» **Приведенный текст**:
--*--

Лучшим охотником-промысловиком в этой деревне был его коллега по горькой судьбине Виктор Карлович Шефер, попавший в эти края еще мальчишкой — зимой 1941/1942 года. Вместе с другом — Христианом Ульрихом они долго и подробно рассказывали мне о том, как издевались над ссыльными немцами разные местные начальники и надзиратели, как однажды Виктор решил, что зарежет бригадира, если тот будет посылать его снова и снова на непосильную работу, но бригадир, по-видимому, все же догадался дать парню отдых и тем самым спас себе жизнь

Жили переселенцы сначала в Баихе, где только в первую зиму умерло 140 человек — людей доводили до смерти чрезмерно тяжелым трудом на лесозаготовках и зимней рыбалке, каждое утро силком выгоняли из землянок на работу. Уполномоченные НКВД давали строгий наказ всем председателям колхозов «ссыльным спуску не давать», а местное население считало их просто-напросто фашистами, тогда как это были такие же советские люди, как и здешние жители. Выселяли их в сверхсрочном порядке, не давали взять хоть какой-нибудь домашний скарб, у большинства приезжих не было зимней одежды, обуви. Спаслись от голода тем, что у Сухой Тунгуски застрял караван с баржами, на которых везли продукты на север. Весной те баржи поломало и потопило, собирали гнилую картошку и размокшие овощи, а девкам кое-что от конвоиров доставалось («за один к ним визит давали стакан муки» — рассказала мне позднее одна старая немка, добавив, что за тех вохровцев вечно будет Бога молить). «К 1944—45 годам — продолжал рассказ Виктор — стали считать нас за людей, принимали в партию. А после 1953 года начали мы разъезжаться, но обратно в Поволжье ехать было бесполезно: все там занято, все дома скуплены за бесценок».

В прошлом году Виктор решил уехать, но его встретила на улице в Туруханске Витковская, срочно собрала бюро райкома, там постановили — из района не отпускать, паспорт не выдавать. Назло райкому Виктор рванул в дорогу без паспорта, приехал к родне в Пермскую область, пожил зиму, но после енисейского приволья показалась ему жизнь дорогой и скучной. Написал Витковской, что хочет вернуться, и, по ее распоряжению, колхоз оплатил беглецу обратный проезд. Уважают все же охотников!

Пока шел разговор, в магазине «выбросили» какие-то тряпки, вся деревня устремилась туда, и мы пошли тоже. Шефер хотел взять скатерть, но какая-то баба подняла крик: «они кажный год берут!». Шефер ткнул ей в руки эту скатерть, промолвив: «На, только не ори!».

От Костино идет зимник на север, там где-то на реке Дьявольской (с притоком Дьяволенок) и у Большого Порога работает геологическая экспедиция, ходит иногда «танкетка» (гусеничный вездеход). Говорят, у буровиков в ларьке есть все, что душа пожелает, а здесь дрались из-за катушки ниток и банки консервов.

--*--

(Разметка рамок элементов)
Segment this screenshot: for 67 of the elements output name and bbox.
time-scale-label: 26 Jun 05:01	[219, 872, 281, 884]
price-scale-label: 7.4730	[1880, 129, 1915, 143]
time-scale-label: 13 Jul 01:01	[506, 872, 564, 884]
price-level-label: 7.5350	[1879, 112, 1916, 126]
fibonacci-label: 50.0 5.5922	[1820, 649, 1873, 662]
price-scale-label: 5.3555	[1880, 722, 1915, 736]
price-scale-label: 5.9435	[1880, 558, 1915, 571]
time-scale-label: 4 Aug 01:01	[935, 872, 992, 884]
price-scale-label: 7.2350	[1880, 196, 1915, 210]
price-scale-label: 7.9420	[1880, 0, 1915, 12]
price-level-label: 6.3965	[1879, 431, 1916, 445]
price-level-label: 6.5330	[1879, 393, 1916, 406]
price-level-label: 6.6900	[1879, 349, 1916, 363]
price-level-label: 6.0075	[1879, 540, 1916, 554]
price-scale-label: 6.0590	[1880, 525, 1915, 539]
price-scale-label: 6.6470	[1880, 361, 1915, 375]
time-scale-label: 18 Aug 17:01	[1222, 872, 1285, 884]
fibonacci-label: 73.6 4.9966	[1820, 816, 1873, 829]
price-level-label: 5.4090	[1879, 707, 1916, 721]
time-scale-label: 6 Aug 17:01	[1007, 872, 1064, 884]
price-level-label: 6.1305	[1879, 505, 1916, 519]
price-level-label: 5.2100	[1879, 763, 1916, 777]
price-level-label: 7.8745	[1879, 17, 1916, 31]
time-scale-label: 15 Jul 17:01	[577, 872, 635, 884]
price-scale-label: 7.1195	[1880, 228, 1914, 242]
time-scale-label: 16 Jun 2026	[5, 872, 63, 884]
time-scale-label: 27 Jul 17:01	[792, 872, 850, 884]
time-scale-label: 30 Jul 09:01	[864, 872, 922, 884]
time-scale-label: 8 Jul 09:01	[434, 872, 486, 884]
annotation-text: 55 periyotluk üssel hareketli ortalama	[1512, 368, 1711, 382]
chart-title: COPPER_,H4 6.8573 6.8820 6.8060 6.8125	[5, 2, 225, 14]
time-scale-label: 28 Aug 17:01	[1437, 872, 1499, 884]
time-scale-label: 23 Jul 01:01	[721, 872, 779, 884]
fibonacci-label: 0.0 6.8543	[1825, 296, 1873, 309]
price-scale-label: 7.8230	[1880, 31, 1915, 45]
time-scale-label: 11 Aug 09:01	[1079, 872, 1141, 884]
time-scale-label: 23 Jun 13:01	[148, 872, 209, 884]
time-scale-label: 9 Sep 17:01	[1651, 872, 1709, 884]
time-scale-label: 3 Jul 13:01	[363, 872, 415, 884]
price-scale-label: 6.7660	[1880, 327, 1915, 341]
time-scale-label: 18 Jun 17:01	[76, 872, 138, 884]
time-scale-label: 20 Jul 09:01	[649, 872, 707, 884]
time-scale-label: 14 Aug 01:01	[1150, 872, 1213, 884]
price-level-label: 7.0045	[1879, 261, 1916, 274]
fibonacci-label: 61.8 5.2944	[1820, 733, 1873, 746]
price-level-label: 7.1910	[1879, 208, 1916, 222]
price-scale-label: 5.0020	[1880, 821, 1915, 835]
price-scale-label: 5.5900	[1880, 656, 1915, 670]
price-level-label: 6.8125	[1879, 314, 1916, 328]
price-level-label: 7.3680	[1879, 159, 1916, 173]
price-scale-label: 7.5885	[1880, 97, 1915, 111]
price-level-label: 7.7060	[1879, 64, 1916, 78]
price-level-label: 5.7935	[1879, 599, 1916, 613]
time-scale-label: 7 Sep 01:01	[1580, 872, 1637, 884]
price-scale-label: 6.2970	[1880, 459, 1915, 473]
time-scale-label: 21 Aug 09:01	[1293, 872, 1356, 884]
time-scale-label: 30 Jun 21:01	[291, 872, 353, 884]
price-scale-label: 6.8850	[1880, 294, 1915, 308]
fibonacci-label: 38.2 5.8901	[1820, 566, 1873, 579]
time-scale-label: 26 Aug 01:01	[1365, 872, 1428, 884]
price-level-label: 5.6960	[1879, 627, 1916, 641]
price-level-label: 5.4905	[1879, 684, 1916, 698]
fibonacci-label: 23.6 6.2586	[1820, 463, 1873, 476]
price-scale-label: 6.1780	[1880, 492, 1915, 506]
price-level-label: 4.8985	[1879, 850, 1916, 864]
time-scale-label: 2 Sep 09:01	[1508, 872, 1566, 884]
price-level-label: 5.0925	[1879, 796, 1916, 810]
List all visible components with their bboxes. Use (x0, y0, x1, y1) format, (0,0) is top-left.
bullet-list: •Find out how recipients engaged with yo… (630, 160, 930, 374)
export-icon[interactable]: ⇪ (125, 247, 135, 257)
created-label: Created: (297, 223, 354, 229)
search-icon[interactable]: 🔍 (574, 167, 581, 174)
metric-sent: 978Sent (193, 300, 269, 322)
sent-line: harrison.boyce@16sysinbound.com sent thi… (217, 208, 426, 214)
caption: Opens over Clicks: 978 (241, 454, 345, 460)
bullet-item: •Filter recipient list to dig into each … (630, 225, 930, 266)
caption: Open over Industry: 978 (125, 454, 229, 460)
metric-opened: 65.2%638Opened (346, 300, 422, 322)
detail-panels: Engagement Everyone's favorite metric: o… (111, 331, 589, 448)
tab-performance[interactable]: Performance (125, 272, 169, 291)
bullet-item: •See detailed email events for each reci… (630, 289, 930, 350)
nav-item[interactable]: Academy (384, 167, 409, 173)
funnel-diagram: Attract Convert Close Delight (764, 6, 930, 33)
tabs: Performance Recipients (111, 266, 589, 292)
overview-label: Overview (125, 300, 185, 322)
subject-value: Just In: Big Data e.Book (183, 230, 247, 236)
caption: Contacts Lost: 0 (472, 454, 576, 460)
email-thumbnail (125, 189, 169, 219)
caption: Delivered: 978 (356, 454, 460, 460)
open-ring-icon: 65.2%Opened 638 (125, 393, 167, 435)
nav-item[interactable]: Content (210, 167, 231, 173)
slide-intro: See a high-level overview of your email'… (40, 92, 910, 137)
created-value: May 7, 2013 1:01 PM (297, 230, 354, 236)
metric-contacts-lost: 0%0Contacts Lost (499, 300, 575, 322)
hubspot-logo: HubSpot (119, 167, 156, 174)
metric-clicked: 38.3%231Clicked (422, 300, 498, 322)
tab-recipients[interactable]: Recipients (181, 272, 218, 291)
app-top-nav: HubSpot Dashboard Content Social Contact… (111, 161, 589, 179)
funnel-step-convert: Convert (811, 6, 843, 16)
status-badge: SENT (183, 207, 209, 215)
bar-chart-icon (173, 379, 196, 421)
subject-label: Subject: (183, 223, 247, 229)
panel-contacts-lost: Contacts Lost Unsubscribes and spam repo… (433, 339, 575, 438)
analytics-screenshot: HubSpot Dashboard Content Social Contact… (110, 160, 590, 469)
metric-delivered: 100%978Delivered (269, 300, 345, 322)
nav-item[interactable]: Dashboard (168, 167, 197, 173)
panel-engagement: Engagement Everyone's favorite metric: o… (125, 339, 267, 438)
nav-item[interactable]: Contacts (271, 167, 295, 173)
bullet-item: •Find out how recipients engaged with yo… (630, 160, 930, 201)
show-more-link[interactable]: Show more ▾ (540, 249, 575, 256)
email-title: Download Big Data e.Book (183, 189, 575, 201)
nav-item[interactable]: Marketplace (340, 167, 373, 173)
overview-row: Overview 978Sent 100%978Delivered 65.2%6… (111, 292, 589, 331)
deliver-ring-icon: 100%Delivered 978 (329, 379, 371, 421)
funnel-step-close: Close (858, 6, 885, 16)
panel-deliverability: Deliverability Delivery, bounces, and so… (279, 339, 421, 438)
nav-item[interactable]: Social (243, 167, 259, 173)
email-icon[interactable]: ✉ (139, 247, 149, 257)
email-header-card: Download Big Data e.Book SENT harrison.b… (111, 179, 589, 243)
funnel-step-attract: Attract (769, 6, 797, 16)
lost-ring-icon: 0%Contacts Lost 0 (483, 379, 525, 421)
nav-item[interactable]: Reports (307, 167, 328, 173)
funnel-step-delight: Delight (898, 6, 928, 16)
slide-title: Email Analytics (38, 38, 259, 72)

--*--

» **Набор заданий**:
a - Повторите фрагмент текста о ссыльных немцах от слов «От Костино идет» до слов «и банки консервов.» включительно, без каких-либо изменений.
b - Обновите строки разметки рамок элементов, начиная с самой первой и заканчивая строкой с «time-scale-label: 13 Jul» включительно: замените «time-scale-label» на «time-axis-label», прочее сохраните без изменений. Приведите только эти строки.

» **Письменные ответы**:
a -
От Костино идет зимник на север, там где-то на реке Дьявольской (с притоком Дьяволенок) и у Большого Порога работает геологическая экспедиция, ходит иногда «танкетка» (гусеничный вездеход). Говорят, у буровиков в ларьке есть все, что душа пожелает, а здесь дрались из-за катушки ниток и банки консервов.

b -
Segment this screenshot: for 67 of the elements output name and bbox.
time-axis-label: 26 Jun 05:01	[219, 872, 281, 884]
price-scale-label: 7.4730	[1880, 129, 1915, 143]
time-axis-label: 13 Jul 01:01	[506, 872, 564, 884]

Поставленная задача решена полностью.